Supplied records

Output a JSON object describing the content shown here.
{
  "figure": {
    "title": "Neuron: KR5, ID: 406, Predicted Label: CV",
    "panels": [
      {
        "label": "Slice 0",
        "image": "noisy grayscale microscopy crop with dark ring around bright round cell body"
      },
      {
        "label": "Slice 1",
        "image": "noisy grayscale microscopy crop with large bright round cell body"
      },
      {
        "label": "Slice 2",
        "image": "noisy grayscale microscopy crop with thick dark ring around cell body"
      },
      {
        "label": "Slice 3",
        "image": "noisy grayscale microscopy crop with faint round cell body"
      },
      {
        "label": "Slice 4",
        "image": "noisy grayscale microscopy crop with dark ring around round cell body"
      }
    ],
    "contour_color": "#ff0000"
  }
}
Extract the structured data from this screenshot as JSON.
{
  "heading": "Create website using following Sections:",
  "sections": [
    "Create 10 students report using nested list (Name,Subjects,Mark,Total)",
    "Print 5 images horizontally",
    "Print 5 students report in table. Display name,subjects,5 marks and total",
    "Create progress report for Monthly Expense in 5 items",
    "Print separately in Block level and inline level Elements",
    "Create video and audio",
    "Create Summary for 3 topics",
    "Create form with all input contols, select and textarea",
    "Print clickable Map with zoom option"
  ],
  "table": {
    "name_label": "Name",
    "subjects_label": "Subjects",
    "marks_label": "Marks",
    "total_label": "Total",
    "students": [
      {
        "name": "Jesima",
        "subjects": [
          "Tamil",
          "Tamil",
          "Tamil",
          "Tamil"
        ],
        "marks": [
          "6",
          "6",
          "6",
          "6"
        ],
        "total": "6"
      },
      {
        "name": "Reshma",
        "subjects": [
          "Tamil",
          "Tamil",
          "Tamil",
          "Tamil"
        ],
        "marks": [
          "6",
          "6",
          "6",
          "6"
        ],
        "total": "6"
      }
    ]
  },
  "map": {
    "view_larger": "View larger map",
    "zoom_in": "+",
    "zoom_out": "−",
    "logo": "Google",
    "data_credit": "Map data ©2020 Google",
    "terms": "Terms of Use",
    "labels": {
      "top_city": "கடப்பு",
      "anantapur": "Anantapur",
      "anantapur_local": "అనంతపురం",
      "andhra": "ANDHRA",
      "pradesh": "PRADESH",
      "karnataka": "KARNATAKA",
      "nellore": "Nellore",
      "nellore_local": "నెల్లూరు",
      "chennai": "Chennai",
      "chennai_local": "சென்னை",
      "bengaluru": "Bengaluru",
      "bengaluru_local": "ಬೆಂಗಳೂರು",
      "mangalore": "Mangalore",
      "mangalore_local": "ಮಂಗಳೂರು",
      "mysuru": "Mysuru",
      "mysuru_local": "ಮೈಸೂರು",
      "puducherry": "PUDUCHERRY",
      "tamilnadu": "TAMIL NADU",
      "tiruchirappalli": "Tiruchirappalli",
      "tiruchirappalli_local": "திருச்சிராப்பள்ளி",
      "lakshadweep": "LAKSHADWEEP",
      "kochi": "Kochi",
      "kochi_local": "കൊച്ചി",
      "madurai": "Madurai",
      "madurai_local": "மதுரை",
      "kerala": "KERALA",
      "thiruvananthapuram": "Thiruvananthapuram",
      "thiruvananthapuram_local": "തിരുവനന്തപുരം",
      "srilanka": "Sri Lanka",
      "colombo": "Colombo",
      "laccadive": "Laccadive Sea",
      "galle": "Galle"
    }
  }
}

What you will do
Reproduce all data above, unchanged.

Expected output
Output a JSON object describing the content shown here.
{
  "figure": {
    "title": "Neuron: KR5, ID: 406, Predicted Label: CV",
    "panels": [
      {
        "label": "Slice 0",
        "image": "noisy grayscale microscopy crop with dark ring around bright round cell body"
      },
      {
        "label": "Slice 1",
        "image": "noisy grayscale microscopy crop with large bright round cell body"
      },
      {
        "label": "Slice 2",
        "image": "noisy grayscale microscopy crop with thick dark ring around cell body"
      },
      {
        "label": "Slice 3",
        "image": "noisy grayscale microscopy crop with faint round cell body"
      },
      {
        "label": "Slice 4",
        "image": "noisy grayscale microscopy crop with dark ring around round cell body"
      }
    ],
    "contour_color": "#ff0000"
  }
}
Extract the structured data from this screenshot as JSON.
{
  "heading": "Create website using following Sections:",
  "sections": [
    "Create 10 students report using nested list (Name,Subjects,Mark,Total)",
    "Print 5 images horizontally",
    "Print 5 students report in table. Display name,subjects,5 marks and total",
    "Create progress report for Monthly Expense in 5 items",
    "Print separately in Block level and inline level Elements",
    "Create video and audio",
    "Create Summary for 3 topics",
    "Create form with all input contols, select and textarea",
    "Print clickable Map with zoom option"
  ],
  "table": {
    "name_label": "Name",
    "subjects_label": "Subjects",
    "marks_label": "Marks",
    "total_label": "Total",
    "students": [
      {
        "name": "Jesima",
        "subjects": [
          "Tamil",
          "Tamil",
          "Tamil",
          "Tamil"
        ],
        "marks": [
          "6",
          "6",
          "6",
          "6"
        ],
        "total": "6"
      },
      {
        "name": "Reshma",
        "subjects": [
          "Tamil",
          "Tamil",
          "Tamil",
          "Tamil"
        ],
        "marks": [
          "6",
          "6",
          "6",
          "6"
        ],
        "total": "6"
      }
    ]
  },
  "map": {
    "view_larger": "View larger map",
    "zoom_in": "+",
    "zoom_out": "−",
    "logo": "Google",
    "data_credit": "Map data ©2020 Google",
    "terms": "Terms of Use",
    "labels": {
      "top_city": "கடப்பு",
      "anantapur": "Anantapur",
      "anantapur_local": "అనంతపురం",
      "andhra": "ANDHRA",
      "pradesh": "PRADESH",
      "karnataka": "KARNATAKA",
      "nellore": "Nellore",
      "nellore_local": "నెల్లూరు",
      "chennai": "Chennai",
      "chennai_local": "சென்னை",
      "bengaluru": "Bengaluru",
      "bengaluru_local": "ಬೆಂಗಳೂರು",
      "mangalore": "Mangalore",
      "mangalore_local": "ಮಂಗಳೂರು",
      "mysuru": "Mysuru",
      "mysuru_local": "ಮೈಸೂರು",
      "puducherry": "PUDUCHERRY",
      "tamilnadu": "TAMIL NADU",
      "tiruchirappalli": "Tiruchirappalli",
      "tiruchirappalli_local": "திருச்சிராப்பள்ளி",
      "lakshadweep": "LAKSHADWEEP",
      "kochi": "Kochi",
      "kochi_local": "കൊച്ചി",
      "madurai": "Madurai",
      "madurai_local": "மதுரை",
      "kerala": "KERALA",
      "thiruvananthapuram": "Thiruvananthapuram",
      "thiruvananthapuram_local": "തിരുവനന്തപുരം",
      "srilanka": "Sri Lanka",
      "colombo": "Colombo",
      "laccadive": "Laccadive Sea",
      "galle": "Galle"
    }
  }
}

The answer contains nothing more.